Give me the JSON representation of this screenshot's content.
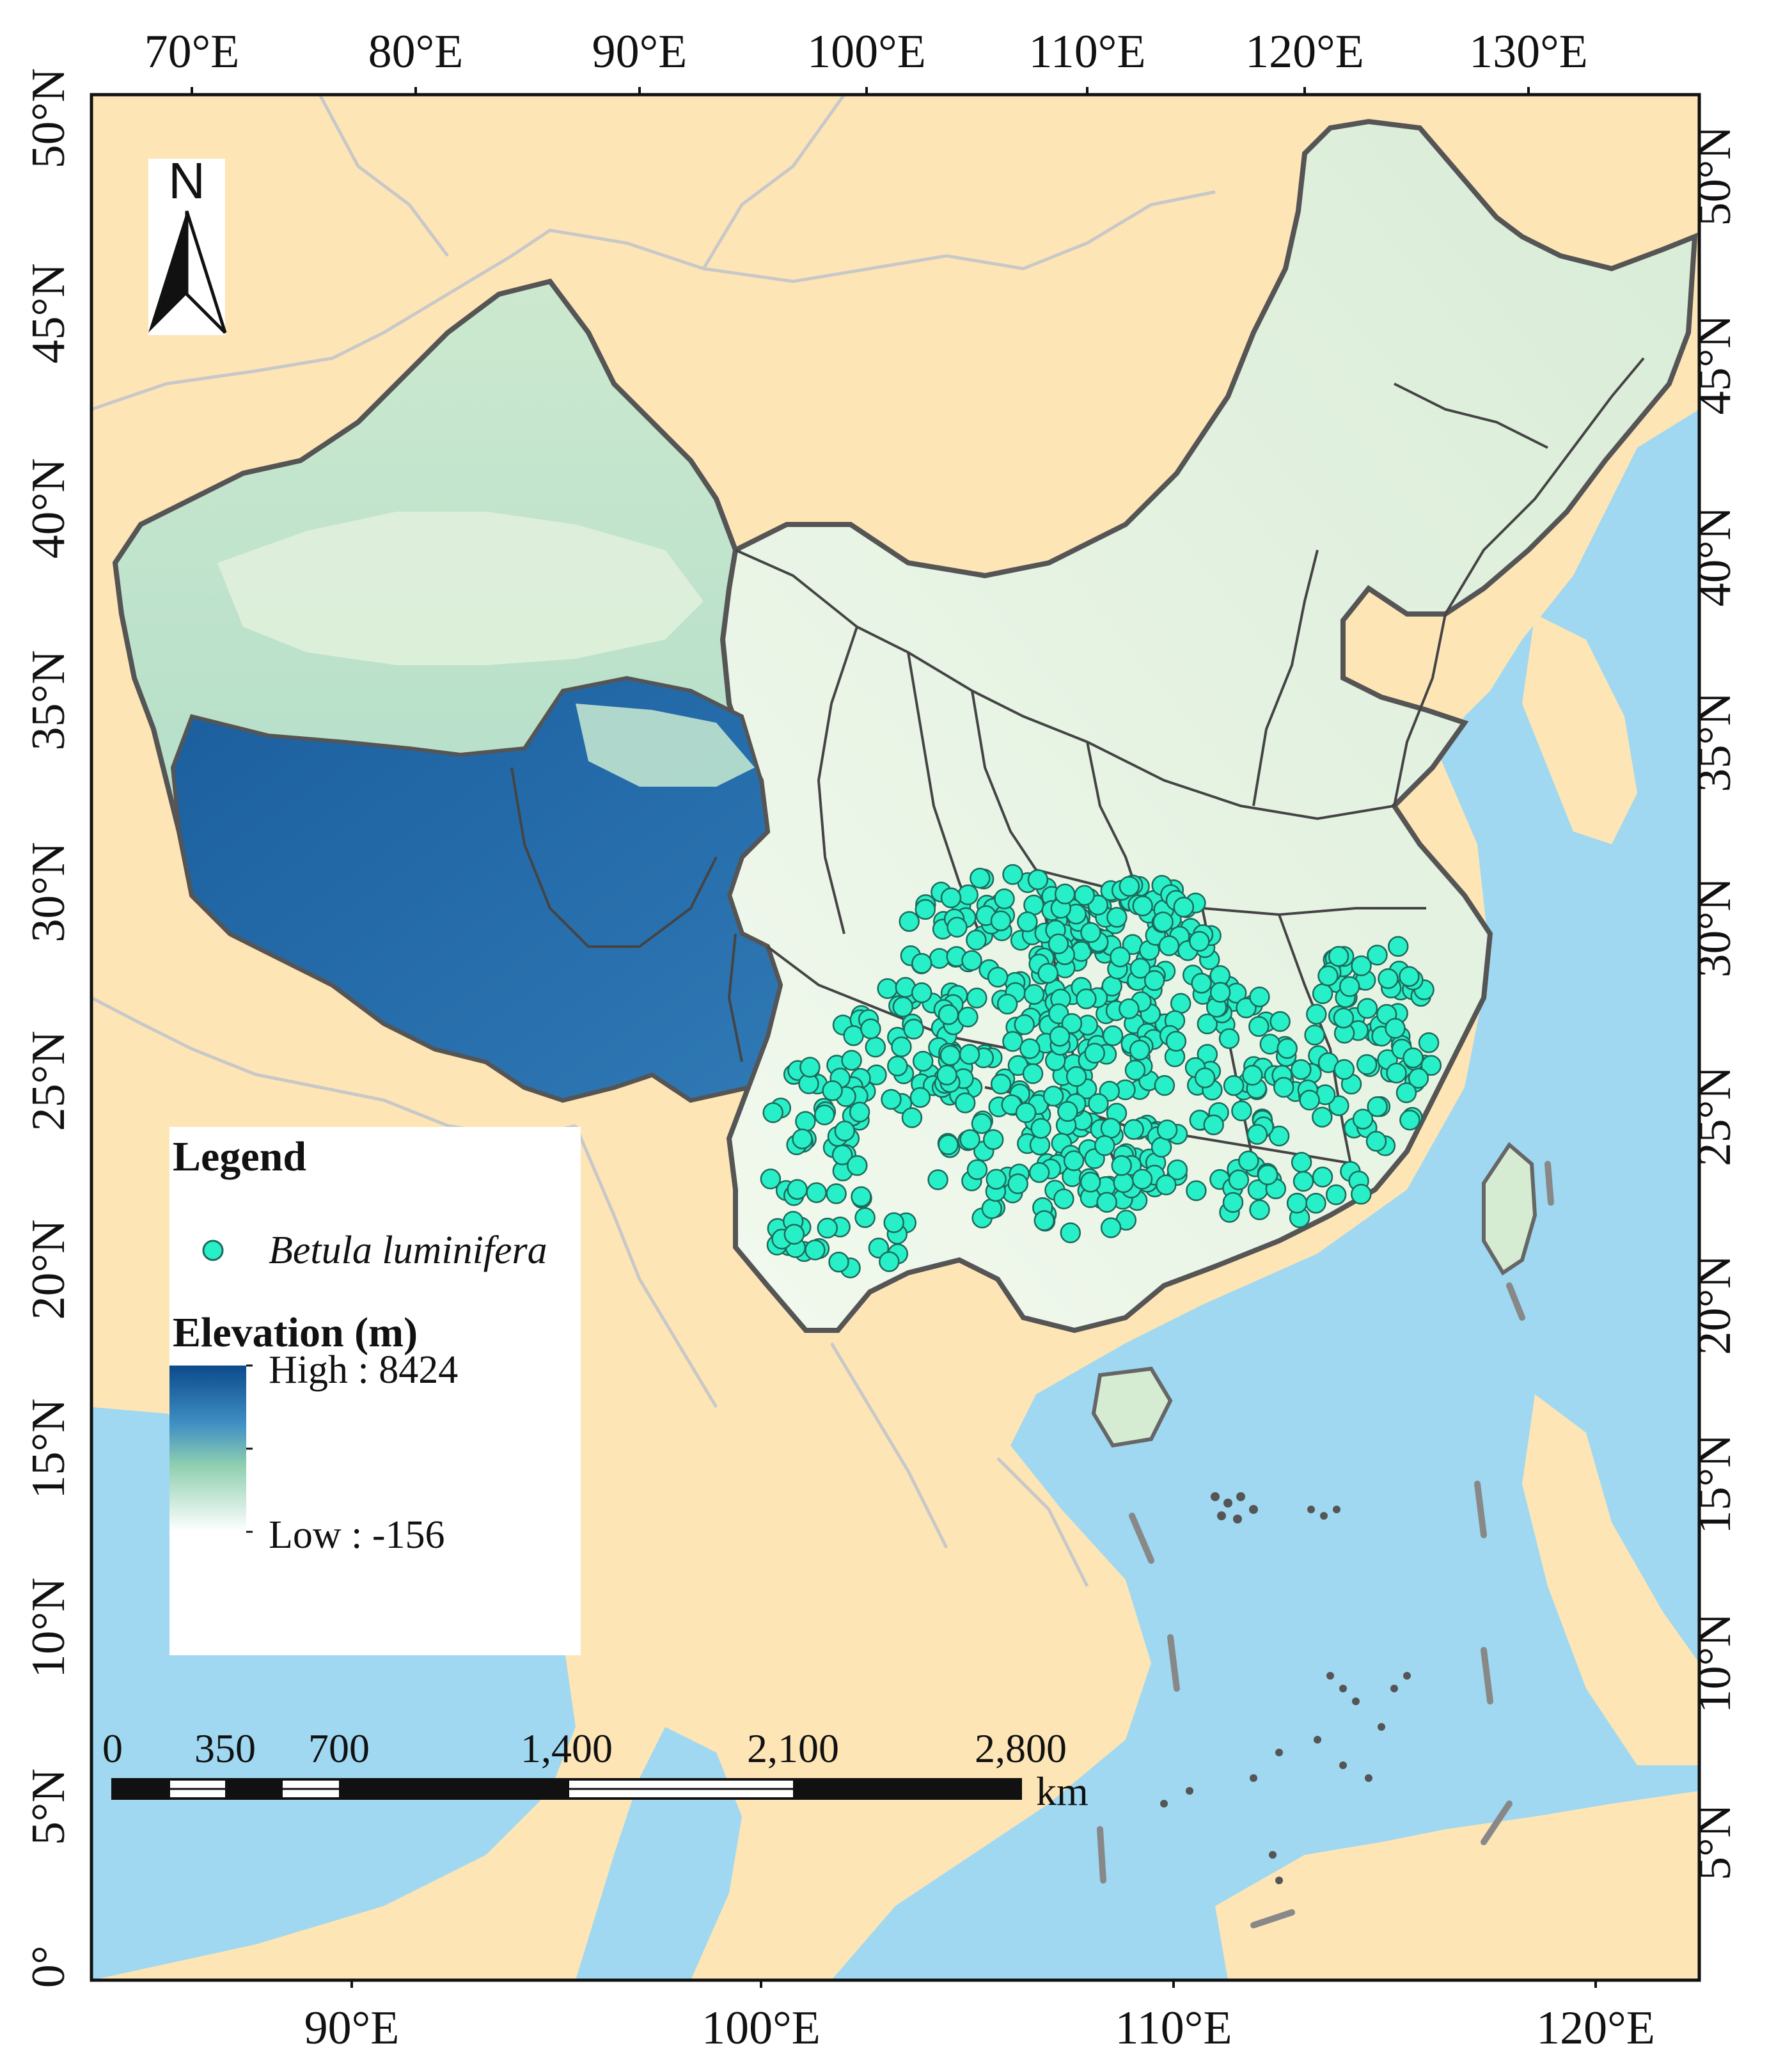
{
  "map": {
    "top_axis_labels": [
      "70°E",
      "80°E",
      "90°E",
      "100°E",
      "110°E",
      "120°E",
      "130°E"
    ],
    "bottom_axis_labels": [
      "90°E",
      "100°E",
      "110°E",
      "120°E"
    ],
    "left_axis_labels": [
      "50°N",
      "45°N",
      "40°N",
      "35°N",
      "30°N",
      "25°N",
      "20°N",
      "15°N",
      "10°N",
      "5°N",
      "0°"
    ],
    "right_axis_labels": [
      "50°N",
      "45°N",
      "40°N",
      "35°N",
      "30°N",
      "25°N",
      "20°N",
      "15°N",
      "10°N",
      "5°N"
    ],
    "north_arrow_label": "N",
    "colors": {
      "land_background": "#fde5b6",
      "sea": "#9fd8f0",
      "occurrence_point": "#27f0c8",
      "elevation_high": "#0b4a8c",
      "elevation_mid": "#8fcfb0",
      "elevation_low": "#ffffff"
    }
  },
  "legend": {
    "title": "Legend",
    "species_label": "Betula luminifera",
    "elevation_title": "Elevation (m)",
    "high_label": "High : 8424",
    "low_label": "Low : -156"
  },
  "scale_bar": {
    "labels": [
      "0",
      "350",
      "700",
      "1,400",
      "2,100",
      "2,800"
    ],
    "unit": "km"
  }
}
================
> **SET TASK**
Reproduce the material above in full and without alteration, but skip all pictures.

> **SOLUTION TO THIS TASK**
Give me the JSON representation of this screenshot's content.
{
  "map": {
    "top_axis_labels": [
      "70°E",
      "80°E",
      "90°E",
      "100°E",
      "110°E",
      "120°E",
      "130°E"
    ],
    "bottom_axis_labels": [
      "90°E",
      "100°E",
      "110°E",
      "120°E"
    ],
    "left_axis_labels": [
      "50°N",
      "45°N",
      "40°N",
      "35°N",
      "30°N",
      "25°N",
      "20°N",
      "15°N",
      "10°N",
      "5°N",
      "0°"
    ],
    "right_axis_labels": [
      "50°N",
      "45°N",
      "40°N",
      "35°N",
      "30°N",
      "25°N",
      "20°N",
      "15°N",
      "10°N",
      "5°N"
    ],
    "north_arrow_label": "N",
    "colors": {
      "land_background": "#fde5b6",
      "sea": "#9fd8f0",
      "occurrence_point": "#27f0c8",
      "elevation_high": "#0b4a8c",
      "elevation_mid": "#8fcfb0",
      "elevation_low": "#ffffff"
    }
  },
  "legend": {
    "title": "Legend",
    "species_label": "Betula luminifera",
    "elevation_title": "Elevation (m)",
    "high_label": "High : 8424",
    "low_label": "Low : -156"
  },
  "scale_bar": {
    "labels": [
      "0",
      "350",
      "700",
      "1,400",
      "2,100",
      "2,800"
    ],
    "unit": "km"
  }
}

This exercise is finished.